*WRITTEN INSTRUCTION*. Repeat the records word for word, excluding any picture.

[Extracted data entries]
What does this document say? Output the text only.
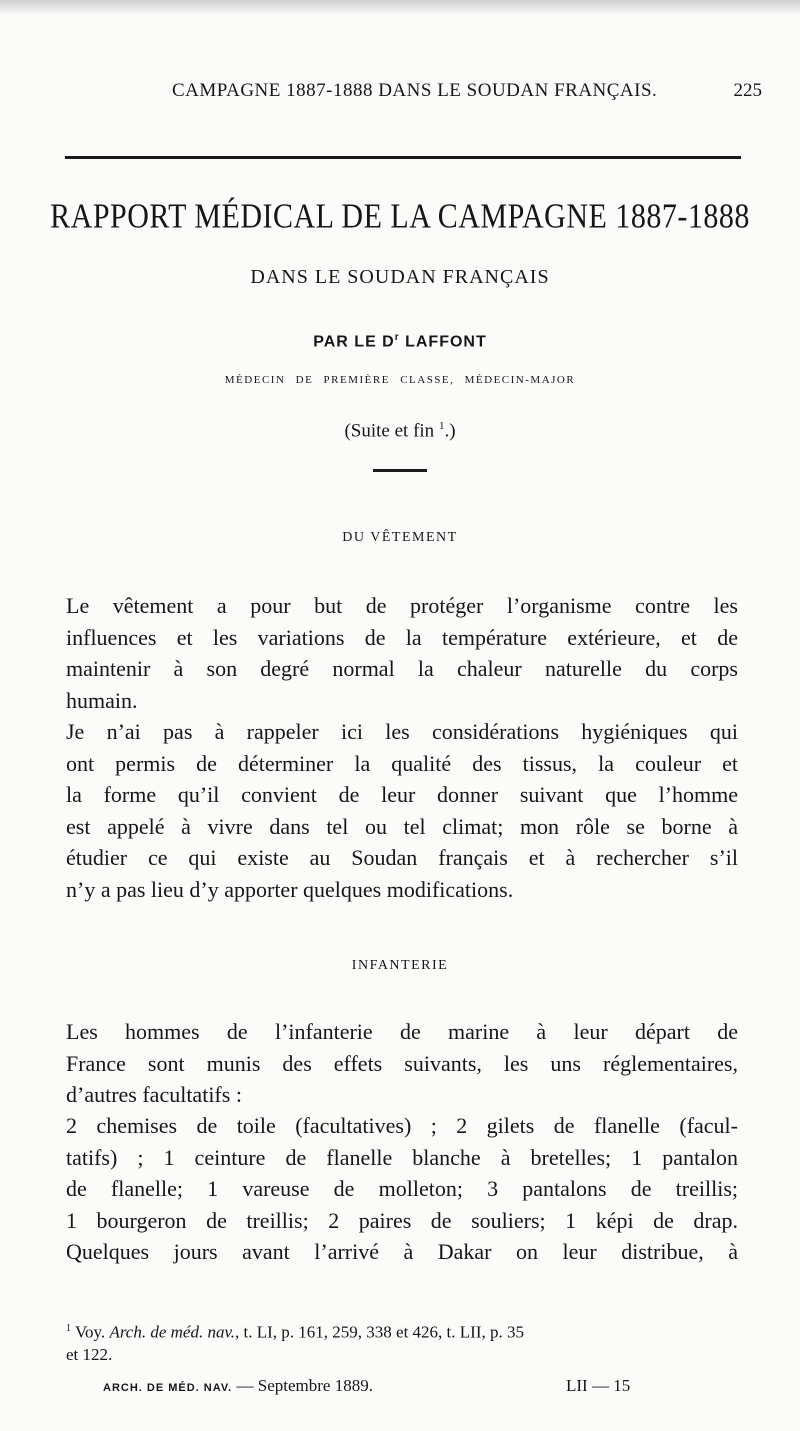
CAMPAGNE 1887-1888 DANS LE SOUDAN FRANÇAIS.	225
RAPPORT MÉDICAL DE LA CAMPAGNE 1887-1888
DANS LE SOUDAN FRANÇAIS
PAR LE $D^r$ LAFFONT
MÉDECIN DE PREMIÈRE CLASSE, MÉDECIN-MAJOR
(Suite et fin $^1$.)
DU VÊTEMENT
Le vêtement a pour but de protéger l’organisme contre les
influences et les variations de la température extérieure, et de
maintenir à son degré normal la chaleur naturelle du corps
humain.
Je n’ai pas à rappeler ici les considérations hygiéniques qui
ont permis de déterminer la qualité des tissus, la couleur et
la forme qu’il convient de leur donner suivant que l’homme
est appelé à vivre dans tel ou tel climat; mon rôle se borne à
étudier ce qui existe au Soudan français et à rechercher s’il
n’y a pas lieu d’y apporter quelques modifications.
INFANTERIE
Les hommes de l’infanterie de marine à leur départ de
France sont munis des effets suivants, les uns réglementaires,
d’autres facultatifs :
2 chemises de toile (facultatives) ; 2 gilets de flanelle (facul-
tatifs) ; 1 ceinture de flanelle blanche à bretelles; 1 pantalon
de flanelle; 1 vareuse de molleton; 3 pantalons de treillis;
1 bourgeron de treillis; 2 paires de souliers; 1 képi de drap.
Quelques jours avant l’arrivé à Dakar on leur distribue, à
$^1$ Voy. Arch. de méd. nav., t. LI, p. 161, 259, 338 et 426, t. LII, p. 35
et 122.
ARCH. DE MÉD. NAV. — Septembre 1889.	LII — 15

*OUTPUT OF THE EXERCISE*.
What does this document say? Output the text only.
CAMPAGNE 1887-1888 DANS LE SOUDAN FRANÇAIS.	225
RAPPORT MÉDICAL DE LA CAMPAGNE 1887-1888
DANS LE SOUDAN FRANÇAIS
PAR LE $D^r$ LAFFONT
MÉDECIN DE PREMIÈRE CLASSE, MÉDECIN-MAJOR
(Suite et fin $^1$.)
DU VÊTEMENT
Le vêtement a pour but de protéger l’organisme contre les
influences et les variations de la température extérieure, et de
maintenir à son degré normal la chaleur naturelle du corps
humain.
Je n’ai pas à rappeler ici les considérations hygiéniques qui
ont permis de déterminer la qualité des tissus, la couleur et
la forme qu’il convient de leur donner suivant que l’homme
est appelé à vivre dans tel ou tel climat; mon rôle se borne à
étudier ce qui existe au Soudan français et à rechercher s’il
n’y a pas lieu d’y apporter quelques modifications.
INFANTERIE
Les hommes de l’infanterie de marine à leur départ de
France sont munis des effets suivants, les uns réglementaires,
d’autres facultatifs :
2 chemises de toile (facultatives) ; 2 gilets de flanelle (facul-
tatifs) ; 1 ceinture de flanelle blanche à bretelles; 1 pantalon
de flanelle; 1 vareuse de molleton; 3 pantalons de treillis;
1 bourgeron de treillis; 2 paires de souliers; 1 képi de drap.
Quelques jours avant l’arrivé à Dakar on leur distribue, à
$^1$ Voy. Arch. de méd. nav., t. LI, p. 161, 259, 338 et 426, t. LII, p. 35
et 122.
ARCH. DE MÉD. NAV. — Septembre 1889.	LII — 15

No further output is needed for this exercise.